**Document:**
* Start *
Section 2.01 Lock-up.

 

(a) Subject to the exclusions in Section 2.01(b) and Section 2.01(c) each Holder, severally (and not jointly and severally), agrees not to Transfer any Lock-up Shares until the end of the Lock-up Period (the “Lock-up”).

 

(b) Notwithstanding the Lock-up restrictions set forth in Section 2.01(a), each Holder may Transfer any Lock-up Shares it holds during the Lock-up Period: (i) to any direct or indirect partners, members or equity holders of such Holder, any Affiliates of such Holder or any related investment funds or vehicles controlled or managed by such Persons or their respective Affiliates; (ii) by gift to a charitable organization; (iii) in the case of an individual, by gift to a member of the individual’s Immediate Family or to a trust, the primary beneficiaries of which are one or more members of the individual’s Immediate Family or an Affiliate of such Person; (iv) in the case of a trust, to the trustor or beneficiary of such trust or the estate of a beneficiary of such trust; (v) in the case of an individual, by will or other testamentary document or device or by virtue of laws of descent and distribution upon death of the individual; (vi) in the case of an individual, pursuant to a qualified domestic relations order; (vii) with the prior written consent of PubCo; (viii) in connection with a liquidation, merger, stock exchange, reorganization, tender offer, takeover offer, scheme of arrangement or other similar transaction which results in all of PubCo’s shareholders having the right to exchange their PubCo Shares for cash, securities or other property subsequent to the Closing Date; or (ix) to the extent required by any legal or regulatory order; provided that in each case of clauses (i)–(vii), if the transferee is not a Holder, such Transfer shall be subject to prior receipt by PubCo of a duly executed joinder to the Investors Agreement substantially in the form of Exhibit A thereto.
* End *
**Exercise requirements:**
(a) In the records, recast the lines from the one with "top-bar: Meet 12:08" up to and including the one with "video-camera-icon <box>1071 63 1169 127</box>" as a Markdown table with the columns Row and Line, leaving out blank lines.
(b) Continue the lock-up provision from the point where it stops.
The lock-up provision and the records have nothing to do with each other.

**Record list:**
* Start *
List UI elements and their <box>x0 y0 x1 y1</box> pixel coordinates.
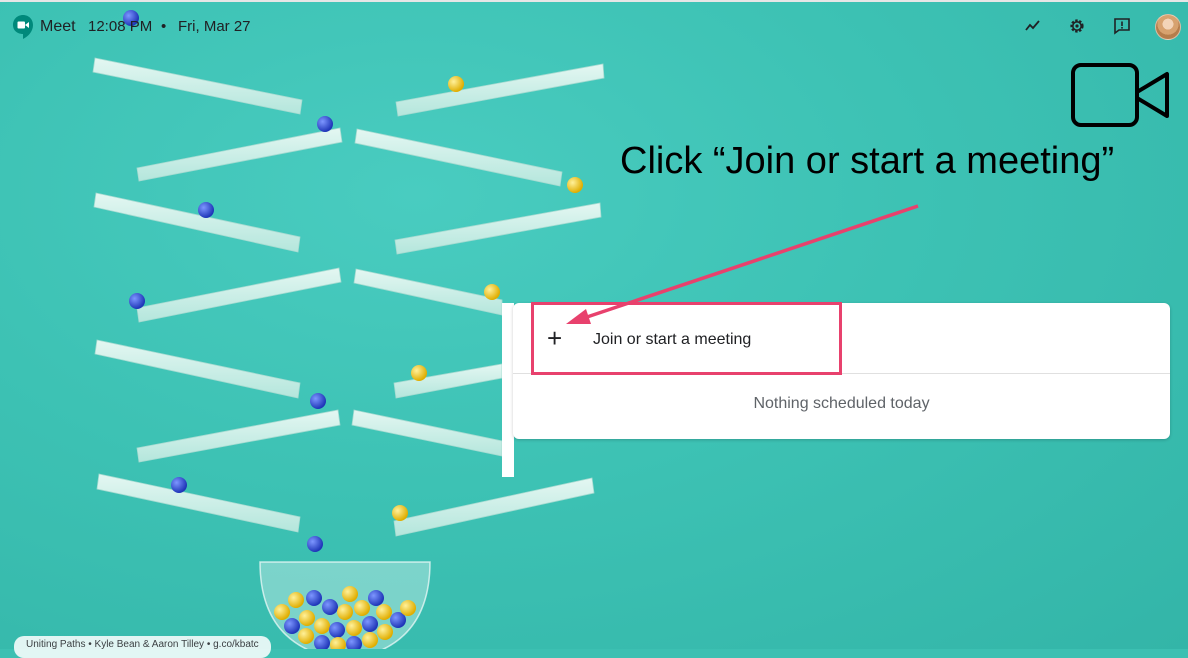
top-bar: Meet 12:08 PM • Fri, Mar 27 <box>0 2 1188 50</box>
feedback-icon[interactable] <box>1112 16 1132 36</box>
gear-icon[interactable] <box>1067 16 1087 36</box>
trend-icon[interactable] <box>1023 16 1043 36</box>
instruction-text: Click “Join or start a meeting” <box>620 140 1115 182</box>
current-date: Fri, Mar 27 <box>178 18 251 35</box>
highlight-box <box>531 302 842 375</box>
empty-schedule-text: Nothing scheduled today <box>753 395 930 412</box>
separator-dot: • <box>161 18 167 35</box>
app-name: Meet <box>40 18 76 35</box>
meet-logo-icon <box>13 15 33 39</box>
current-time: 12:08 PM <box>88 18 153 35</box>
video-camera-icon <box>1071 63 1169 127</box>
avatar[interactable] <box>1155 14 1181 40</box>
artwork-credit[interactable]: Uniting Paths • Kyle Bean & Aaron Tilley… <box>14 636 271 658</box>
* End *
**Solved tasks:**
(a)
| Row | Line |
|---|---|
| 1 | top-bar: Meet 12:08 PM • Fri, Mar 27 <box>0 2 1188 50</box> |
| 2 | feedback-icon[interactable] <box>1112 16 1132 36</box> |
| 3 | gear-icon[interactable] <box>1067 16 1087 36</box> |
| 4 | trend-icon[interactable] <box>1023 16 1043 36</box> |
| 5 | instruction-text: Click “Join or start a meeting” <box>620 140 1115 182</box> |
| 6 | current-date: Fri, Mar 27 <box>178 18 251 35</box> |
| 7 | highlight-box <box>531 302 842 375</box> |
| 8 | empty-schedule-text: Nothing scheduled today <box>753 395 930 412</box> |
| 9 | separator-dot: • <box>161 18 167 35</box> |
| 10 | app-name: Meet <box>40 18 76 35</box> |
| 11 | meet-logo-icon <box>13 15 33 39</box> |
| 12 | current-time: 12:08 PM <box>88 18 153 35</box> |
| 13 | video-camera-icon <box>1071 63 1169 127</box> |

(b)
 

(c) Each Holder also agrees and consents to the entry of stop transfer instructions with PubCo’s transfer agent and registrar against the Transfer of any Lock-up Shares except in compliance with the foregoing restrictions and to the addition of a legend to such Holder’s Lock-up Shares describing the foregoing restrictions.

 

(d) For the avoidance of doubt, each Holder shall retain all of its rights as a shareholder of PubCo with respect to the Lock-up Shares during the Lock-up Period, including the right to vote any Lock-up Shares (subject to the other provisions hereof) and any dividends or other distributions declared on the Lock-up Shares.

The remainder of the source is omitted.